* _THE RECORDS_:

·····

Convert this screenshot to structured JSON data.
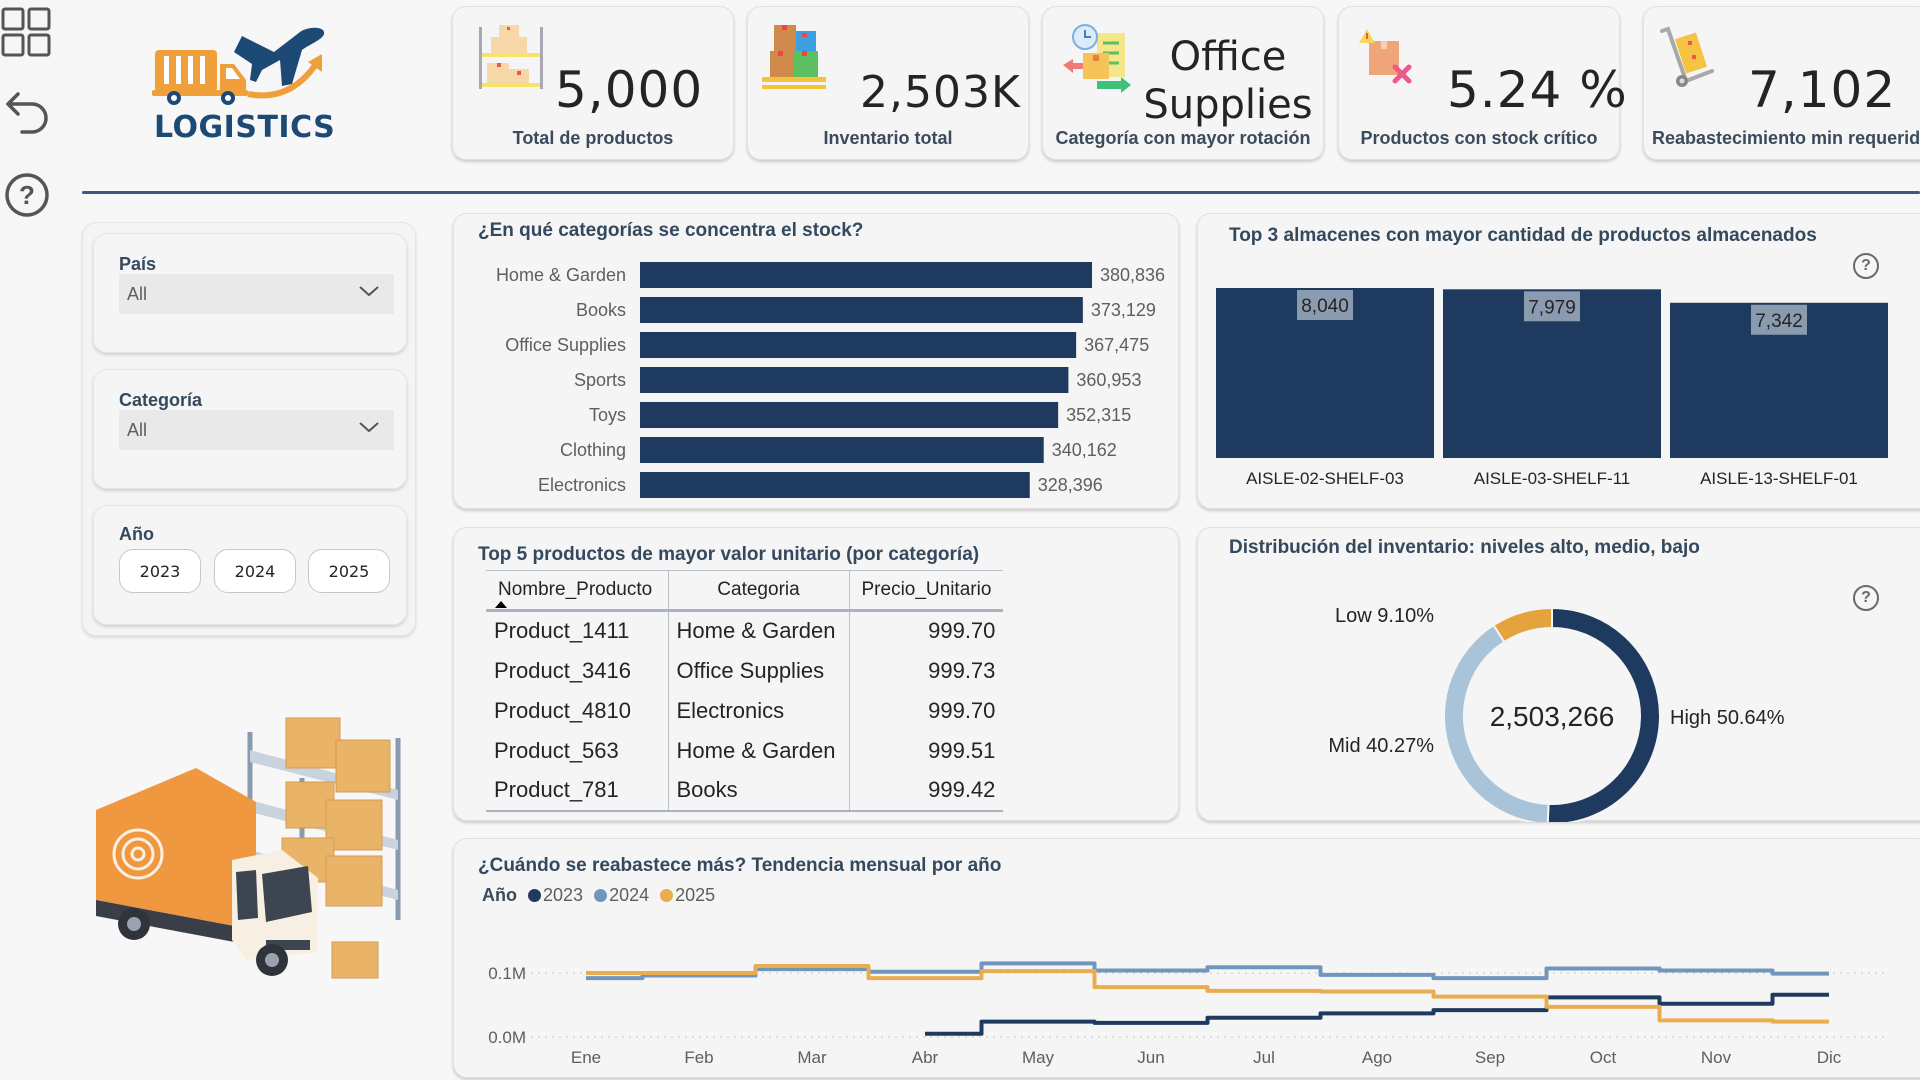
{
  "nav": {
    "icons": [
      "grid-icon",
      "undo-icon",
      "help-icon"
    ]
  },
  "logo": {
    "text": "LOGISTICS",
    "colors": {
      "orange": "#f0a03a",
      "navy": "#1c4a74"
    }
  },
  "kpis": [
    {
      "icon": "warehouse-shelf-icon",
      "value": "5,000",
      "label": "Total de productos"
    },
    {
      "icon": "stacked-boxes-icon",
      "value": "2,503K",
      "label": "Inventario total"
    },
    {
      "icon": "rotation-checklist-icon",
      "value_line1": "Office",
      "value_line2": "Supplies",
      "label": "Categoría con mayor rotación"
    },
    {
      "icon": "critical-stock-box-icon",
      "value": "5.24 %",
      "label": "Productos con stock crítico"
    },
    {
      "icon": "hand-truck-icon",
      "value": "7,102",
      "label": "Reabastecimiento min requerido"
    }
  ],
  "filters": {
    "pais": {
      "label": "País",
      "value": "All"
    },
    "categoria": {
      "label": "Categoría",
      "value": "All"
    },
    "anio": {
      "label": "Año",
      "options": [
        "2023",
        "2024",
        "2025"
      ]
    }
  },
  "colors": {
    "navy": "#1f3a5f",
    "blue_2024": "#7196bd",
    "orange_2025": "#e9ad4f",
    "light_blue": "#a9c3d8",
    "donut_orange": "#e6a23c"
  },
  "chart_data": [
    {
      "type": "bar",
      "orientation": "horizontal",
      "title": "¿En qué categorías se concentra el stock?",
      "categories": [
        "Home & Garden",
        "Books",
        "Office Supplies",
        "Sports",
        "Toys",
        "Clothing",
        "Electronics"
      ],
      "values": [
        380836,
        373129,
        367475,
        360953,
        352315,
        340162,
        328396
      ],
      "value_labels": [
        "380,836",
        "373,129",
        "367,475",
        "360,953",
        "352,315",
        "340,162",
        "328,396"
      ],
      "xlim": [
        0,
        380836
      ],
      "grid": false
    },
    {
      "type": "bar",
      "orientation": "vertical",
      "title": "Top 3 almacenes con mayor cantidad de productos almacenados",
      "categories": [
        "AISLE-02-SHELF-03",
        "AISLE-03-SHELF-11",
        "AISLE-13-SHELF-01"
      ],
      "values": [
        8040,
        7979,
        7342
      ],
      "value_labels": [
        "8,040",
        "7,979",
        "7,342"
      ],
      "ylim": [
        0,
        8040
      ],
      "grid": false
    },
    {
      "type": "table",
      "title": "Top 5 productos de mayor valor unitario (por categoría)",
      "columns": [
        "Nombre_Producto",
        "Categoria",
        "Precio_Unitario"
      ],
      "sort_column": "Nombre_Producto",
      "rows": [
        [
          "Product_1411",
          "Home & Garden",
          "999.70"
        ],
        [
          "Product_3416",
          "Office Supplies",
          "999.73"
        ],
        [
          "Product_4810",
          "Electronics",
          "999.70"
        ],
        [
          "Product_563",
          "Home & Garden",
          "999.51"
        ],
        [
          "Product_781",
          "Books",
          "999.42"
        ]
      ]
    },
    {
      "type": "pie",
      "variant": "donut",
      "title": "Distribución del inventario: niveles alto, medio, bajo",
      "center_label": "2,503,266",
      "slices": [
        {
          "name": "High",
          "value": 50.64,
          "label": "High 50.64%"
        },
        {
          "name": "Mid",
          "value": 40.27,
          "label": "Mid 40.27%"
        },
        {
          "name": "Low",
          "value": 9.1,
          "label": "Low 9.10%"
        }
      ]
    },
    {
      "type": "line",
      "step": true,
      "title": "¿Cuándo se reabastece más? Tendencia mensual por año",
      "legend_title": "Año",
      "legend_position": "top-left",
      "x": [
        "Ene",
        "Feb",
        "Mar",
        "Abr",
        "May",
        "Jun",
        "Jul",
        "Ago",
        "Sep",
        "Oct",
        "Nov",
        "Dic"
      ],
      "y_ticks": [
        "0.0M",
        "0.1M"
      ],
      "ylim": [
        0,
        0.12
      ],
      "grid": true,
      "series": [
        {
          "name": "2023",
          "values": [
            null,
            null,
            null,
            0.005,
            0.024,
            0.022,
            0.03,
            0.037,
            0.042,
            0.062,
            0.052,
            0.066
          ]
        },
        {
          "name": "2024",
          "values": [
            0.092,
            0.096,
            0.106,
            0.102,
            0.115,
            0.104,
            0.109,
            0.097,
            0.092,
            0.107,
            0.104,
            0.099
          ]
        },
        {
          "name": "2025",
          "values": [
            0.1,
            0.1,
            0.111,
            0.092,
            0.103,
            0.078,
            0.072,
            0.071,
            0.063,
            0.047,
            0.026,
            0.024
          ]
        }
      ]
    }
  ]
}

·····

* _BRIEF_: Omit each picture, then return all of the listing exactly as it stands.

* _RESULT OF THIS EXERCISE_:
Convert this screenshot to structured JSON data.
{
  "nav": {
    "icons": [
      "grid-icon",
      "undo-icon",
      "help-icon"
    ]
  },
  "logo": {
    "text": "LOGISTICS",
    "colors": {
      "orange": "#f0a03a",
      "navy": "#1c4a74"
    }
  },
  "kpis": [
    {
      "icon": "warehouse-shelf-icon",
      "value": "5,000",
      "label": "Total de productos"
    },
    {
      "icon": "stacked-boxes-icon",
      "value": "2,503K",
      "label": "Inventario total"
    },
    {
      "icon": "rotation-checklist-icon",
      "value_line1": "Office",
      "value_line2": "Supplies",
      "label": "Categoría con mayor rotación"
    },
    {
      "icon": "critical-stock-box-icon",
      "value": "5.24 %",
      "label": "Productos con stock crítico"
    },
    {
      "icon": "hand-truck-icon",
      "value": "7,102",
      "label": "Reabastecimiento min requerido"
    }
  ],
  "filters": {
    "pais": {
      "label": "País",
      "value": "All"
    },
    "categoria": {
      "label": "Categoría",
      "value": "All"
    },
    "anio": {
      "label": "Año",
      "options": [
        "2023",
        "2024",
        "2025"
      ]
    }
  },
  "colors": {
    "navy": "#1f3a5f",
    "blue_2024": "#7196bd",
    "orange_2025": "#e9ad4f",
    "light_blue": "#a9c3d8",
    "donut_orange": "#e6a23c"
  },
  "chart_data": [
    {
      "type": "bar",
      "orientation": "horizontal",
      "title": "¿En qué categorías se concentra el stock?",
      "categories": [
        "Home & Garden",
        "Books",
        "Office Supplies",
        "Sports",
        "Toys",
        "Clothing",
        "Electronics"
      ],
      "values": [
        380836,
        373129,
        367475,
        360953,
        352315,
        340162,
        328396
      ],
      "value_labels": [
        "380,836",
        "373,129",
        "367,475",
        "360,953",
        "352,315",
        "340,162",
        "328,396"
      ],
      "xlim": [
        0,
        380836
      ],
      "grid": false
    },
    {
      "type": "bar",
      "orientation": "vertical",
      "title": "Top 3 almacenes con mayor cantidad de productos almacenados",
      "categories": [
        "AISLE-02-SHELF-03",
        "AISLE-03-SHELF-11",
        "AISLE-13-SHELF-01"
      ],
      "values": [
        8040,
        7979,
        7342
      ],
      "value_labels": [
        "8,040",
        "7,979",
        "7,342"
      ],
      "ylim": [
        0,
        8040
      ],
      "grid": false
    },
    {
      "type": "table",
      "title": "Top 5 productos de mayor valor unitario (por categoría)",
      "columns": [
        "Nombre_Producto",
        "Categoria",
        "Precio_Unitario"
      ],
      "sort_column": "Nombre_Producto",
      "rows": [
        [
          "Product_1411",
          "Home & Garden",
          "999.70"
        ],
        [
          "Product_3416",
          "Office Supplies",
          "999.73"
        ],
        [
          "Product_4810",
          "Electronics",
          "999.70"
        ],
        [
          "Product_563",
          "Home & Garden",
          "999.51"
        ],
        [
          "Product_781",
          "Books",
          "999.42"
        ]
      ]
    },
    {
      "type": "pie",
      "variant": "donut",
      "title": "Distribución del inventario: niveles alto, medio, bajo",
      "center_label": "2,503,266",
      "slices": [
        {
          "name": "High",
          "value": 50.64,
          "label": "High 50.64%"
        },
        {
          "name": "Mid",
          "value": 40.27,
          "label": "Mid 40.27%"
        },
        {
          "name": "Low",
          "value": 9.1,
          "label": "Low 9.10%"
        }
      ]
    },
    {
      "type": "line",
      "step": true,
      "title": "¿Cuándo se reabastece más? Tendencia mensual por año",
      "legend_title": "Año",
      "legend_position": "top-left",
      "x": [
        "Ene",
        "Feb",
        "Mar",
        "Abr",
        "May",
        "Jun",
        "Jul",
        "Ago",
        "Sep",
        "Oct",
        "Nov",
        "Dic"
      ],
      "y_ticks": [
        "0.0M",
        "0.1M"
      ],
      "ylim": [
        0,
        0.12
      ],
      "grid": true,
      "series": [
        {
          "name": "2023",
          "values": [
            null,
            null,
            null,
            0.005,
            0.024,
            0.022,
            0.03,
            0.037,
            0.042,
            0.062,
            0.052,
            0.066
          ]
        },
        {
          "name": "2024",
          "values": [
            0.092,
            0.096,
            0.106,
            0.102,
            0.115,
            0.104,
            0.109,
            0.097,
            0.092,
            0.107,
            0.104,
            0.099
          ]
        },
        {
          "name": "2025",
          "values": [
            0.1,
            0.1,
            0.111,
            0.092,
            0.103,
            0.078,
            0.072,
            0.071,
            0.063,
            0.047,
            0.026,
            0.024
          ]
        }
      ]
    }
  ]
}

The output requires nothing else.